Filter the lines below, copying only those with the string "Request".
- - - -
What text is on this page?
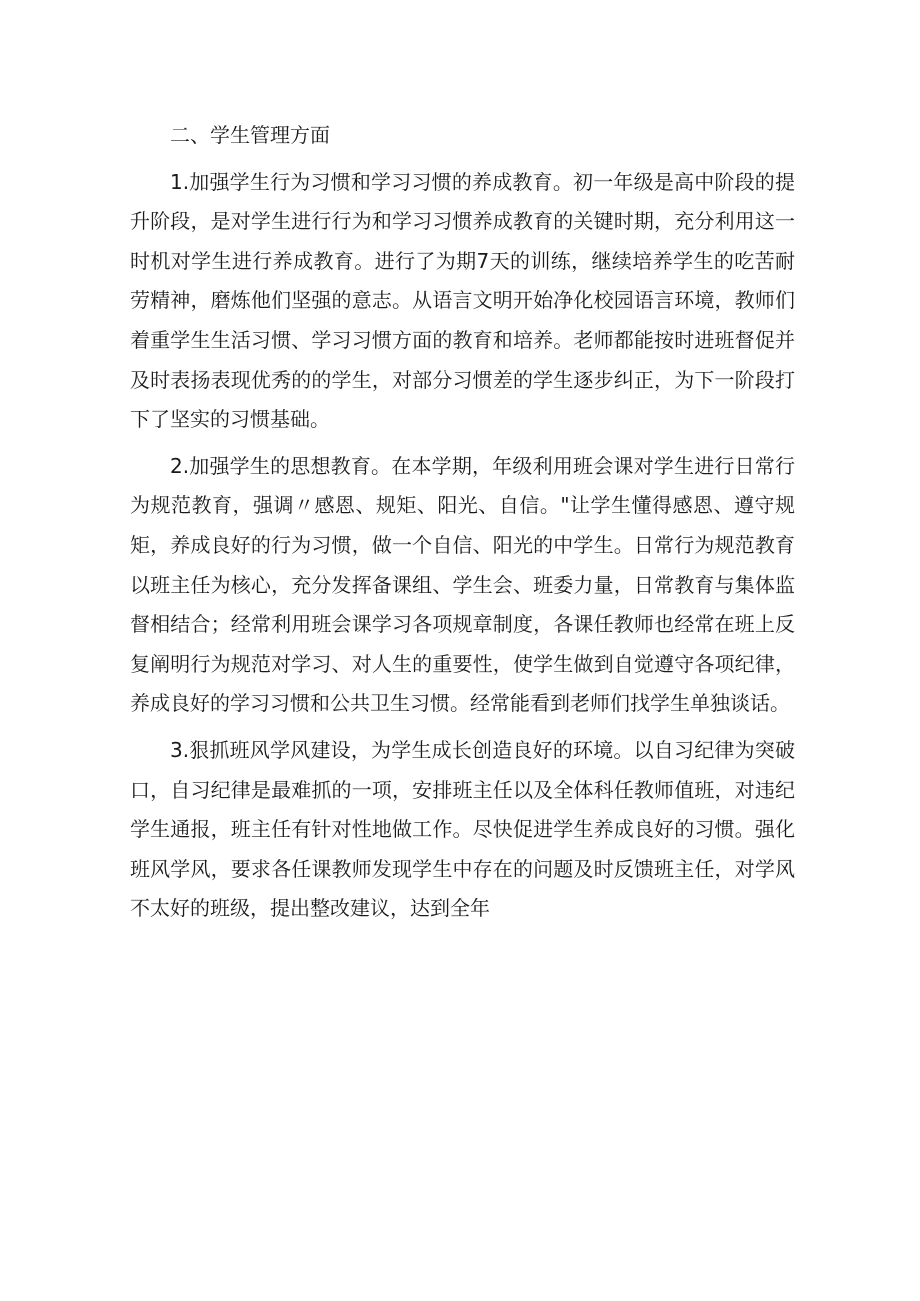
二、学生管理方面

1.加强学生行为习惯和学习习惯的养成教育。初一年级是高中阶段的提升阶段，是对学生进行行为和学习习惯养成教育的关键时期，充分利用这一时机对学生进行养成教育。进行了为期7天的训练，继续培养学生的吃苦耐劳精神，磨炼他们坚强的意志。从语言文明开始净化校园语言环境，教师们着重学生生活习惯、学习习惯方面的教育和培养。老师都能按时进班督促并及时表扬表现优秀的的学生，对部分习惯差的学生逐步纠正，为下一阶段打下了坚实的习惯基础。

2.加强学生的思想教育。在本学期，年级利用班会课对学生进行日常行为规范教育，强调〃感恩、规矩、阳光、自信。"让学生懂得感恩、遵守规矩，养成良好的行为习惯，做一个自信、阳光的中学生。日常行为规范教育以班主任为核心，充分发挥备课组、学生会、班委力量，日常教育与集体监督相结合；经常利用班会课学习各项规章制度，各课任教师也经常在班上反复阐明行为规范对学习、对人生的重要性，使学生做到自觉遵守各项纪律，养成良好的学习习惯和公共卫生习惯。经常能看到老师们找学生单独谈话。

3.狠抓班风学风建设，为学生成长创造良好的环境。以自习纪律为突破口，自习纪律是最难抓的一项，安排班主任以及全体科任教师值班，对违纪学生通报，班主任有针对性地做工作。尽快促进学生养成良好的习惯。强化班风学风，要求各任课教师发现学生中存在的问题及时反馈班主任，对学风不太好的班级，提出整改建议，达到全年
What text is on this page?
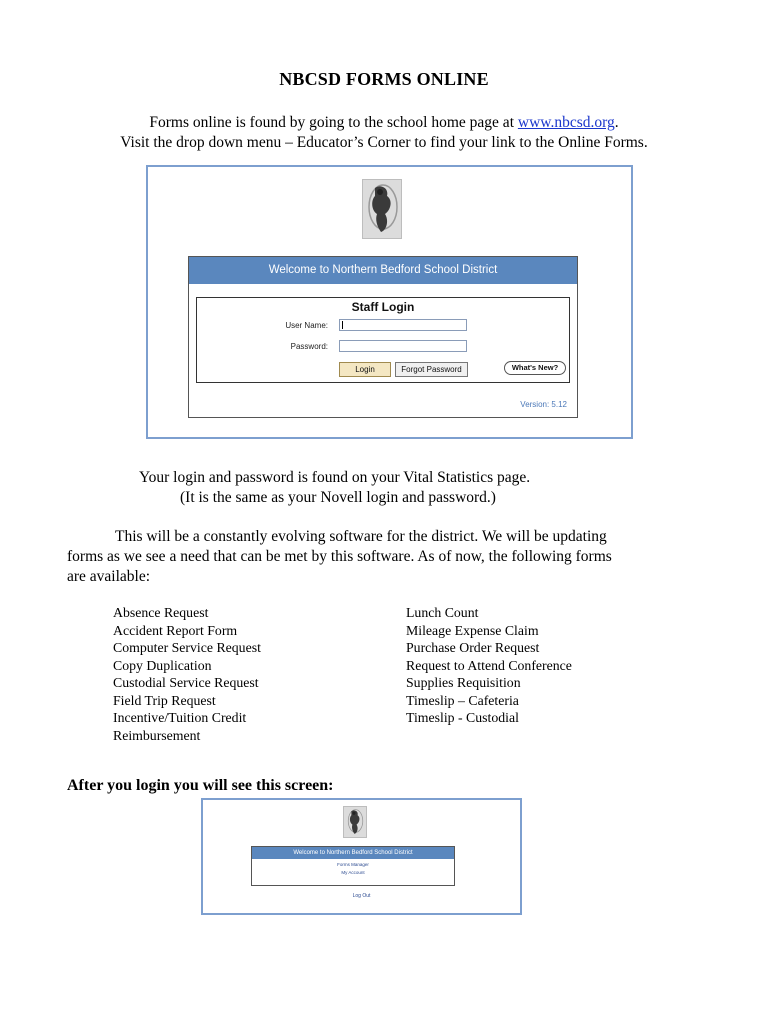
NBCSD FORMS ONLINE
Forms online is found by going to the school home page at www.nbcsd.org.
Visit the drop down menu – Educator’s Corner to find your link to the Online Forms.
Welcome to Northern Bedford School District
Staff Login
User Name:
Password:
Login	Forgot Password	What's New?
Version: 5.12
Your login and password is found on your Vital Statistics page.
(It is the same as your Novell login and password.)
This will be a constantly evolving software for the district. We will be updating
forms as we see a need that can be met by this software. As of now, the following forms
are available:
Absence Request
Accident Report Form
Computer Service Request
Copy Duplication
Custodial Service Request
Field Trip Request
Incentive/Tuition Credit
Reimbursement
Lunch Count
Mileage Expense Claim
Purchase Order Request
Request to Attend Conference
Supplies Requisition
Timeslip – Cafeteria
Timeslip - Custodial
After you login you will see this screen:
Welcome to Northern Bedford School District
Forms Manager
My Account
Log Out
- - - -
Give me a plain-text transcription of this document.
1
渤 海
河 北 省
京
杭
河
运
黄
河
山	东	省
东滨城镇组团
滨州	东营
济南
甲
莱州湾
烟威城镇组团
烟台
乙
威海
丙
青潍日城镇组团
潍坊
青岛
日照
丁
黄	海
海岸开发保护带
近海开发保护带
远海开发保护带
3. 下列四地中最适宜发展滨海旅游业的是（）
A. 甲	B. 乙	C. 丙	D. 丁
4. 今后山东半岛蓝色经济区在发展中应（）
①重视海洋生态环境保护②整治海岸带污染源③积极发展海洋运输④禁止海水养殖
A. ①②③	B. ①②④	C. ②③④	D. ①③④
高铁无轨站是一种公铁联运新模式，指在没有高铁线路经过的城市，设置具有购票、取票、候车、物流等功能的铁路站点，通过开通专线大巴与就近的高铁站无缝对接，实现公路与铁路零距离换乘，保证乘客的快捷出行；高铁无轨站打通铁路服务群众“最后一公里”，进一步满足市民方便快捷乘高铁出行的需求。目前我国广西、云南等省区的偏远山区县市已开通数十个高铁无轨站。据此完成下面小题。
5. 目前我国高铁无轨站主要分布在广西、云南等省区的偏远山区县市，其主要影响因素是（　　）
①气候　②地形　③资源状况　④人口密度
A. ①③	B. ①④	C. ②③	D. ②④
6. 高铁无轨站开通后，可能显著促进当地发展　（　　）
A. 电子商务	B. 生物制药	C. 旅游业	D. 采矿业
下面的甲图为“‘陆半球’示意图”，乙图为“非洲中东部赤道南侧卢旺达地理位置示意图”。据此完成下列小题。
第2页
- - - -
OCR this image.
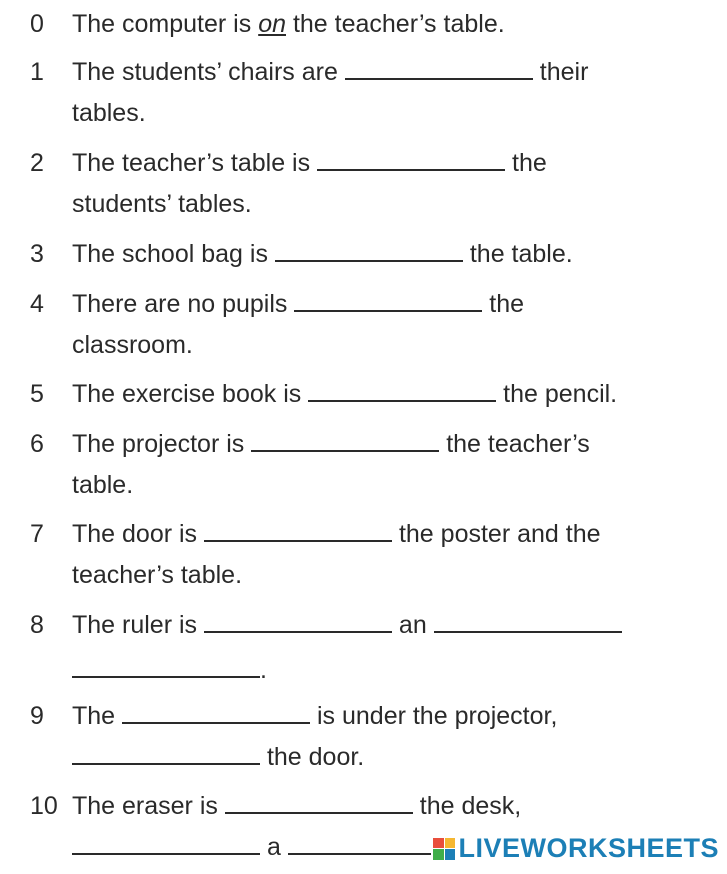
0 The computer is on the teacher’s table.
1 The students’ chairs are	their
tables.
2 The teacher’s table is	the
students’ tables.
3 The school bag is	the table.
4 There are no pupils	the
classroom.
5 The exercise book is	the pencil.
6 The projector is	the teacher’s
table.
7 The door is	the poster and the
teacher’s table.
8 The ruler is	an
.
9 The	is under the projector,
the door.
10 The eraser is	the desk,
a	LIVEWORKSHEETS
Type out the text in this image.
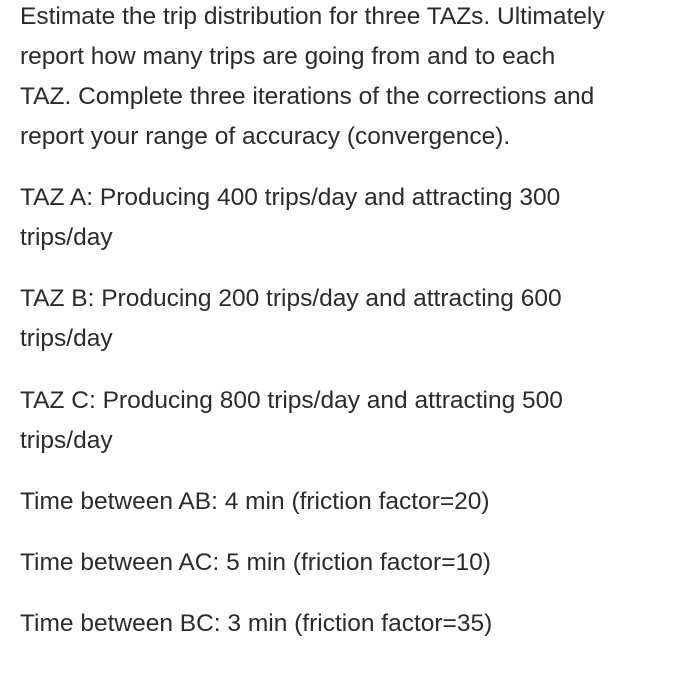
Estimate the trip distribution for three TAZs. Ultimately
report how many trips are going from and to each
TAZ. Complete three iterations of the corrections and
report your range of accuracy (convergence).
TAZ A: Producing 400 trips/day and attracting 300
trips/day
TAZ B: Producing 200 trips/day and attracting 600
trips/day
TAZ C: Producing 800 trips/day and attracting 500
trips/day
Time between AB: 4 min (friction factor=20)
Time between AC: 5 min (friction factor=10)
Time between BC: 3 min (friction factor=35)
- - - -
## PROBLEM SOLUTION
Absence Request
Computer Service Request
Custodial Service Request
Field Trip Request
Purchase Order Request
Request to Attend Conference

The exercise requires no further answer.